▶ _WORK REQUIRED_:
Count every line of the material that holds the string "dengan". Respond with the total only.

━━━━━ RECORDS PROVIDED

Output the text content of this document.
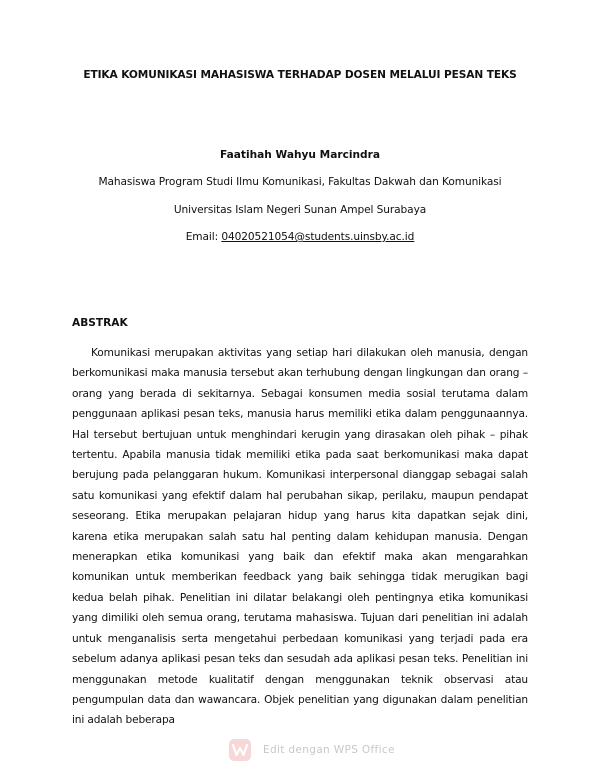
ETIKA KOMUNIKASI MAHASISWA TERHADAP DOSEN MELALUI PESAN TEKS
Faatihah Wahyu Marcindra
Mahasiswa Program Studi Ilmu Komunikasi, Fakultas Dakwah dan Komunikasi
Universitas Islam Negeri Sunan Ampel Surabaya
Email: 04020521054@students.uinsby.ac.id
ABSTRAK

Komunikasi merupakan aktivitas yang setiap hari dilakukan oleh manusia, dengan berkomunikasi maka manusia tersebut akan terhubung dengan lingkungan dan orang – orang yang berada di sekitarnya. Sebagai konsumen media sosial terutama dalam penggunaan aplikasi pesan teks, manusia harus memiliki etika dalam penggunaannya. Hal tersebut bertujuan untuk menghindari kerugin yang dirasakan oleh pihak – pihak tertentu. Apabila manusia tidak memiliki etika pada saat berkomunikasi maka dapat berujung pada pelanggaran hukum. Komunikasi interpersonal dianggap sebagai salah satu komunikasi yang efektif dalam hal perubahan sikap, perilaku, maupun pendapat seseorang. Etika merupakan pelajaran hidup yang harus kita dapatkan sejak dini, karena etika merupakan salah satu hal penting dalam kehidupan manusia. Dengan menerapkan etika komunikasi yang baik dan efektif maka akan mengarahkan komunikan untuk memberikan feedback yang baik sehingga tidak merugikan bagi kedua belah pihak. Penelitian ini dilatar belakangi oleh pentingnya etika komunikasi yang dimiliki oleh semua orang, terutama mahasiswa. Tujuan dari penelitian ini adalah untuk menganalisis serta mengetahui perbedaan komunikasi yang terjadi pada era sebelum adanya aplikasi pesan teks dan sesudah ada aplikasi pesan teks. Penelitian ini menggunakan metode kualitatif dengan menggunakan teknik observasi atau pengumpulan data dan wawancara. Objek penelitian yang digunakan dalam penelitian ini adalah beberapa

Edit dengan WPS Office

━━━━━━━━━━

▶ _RESULT_:
2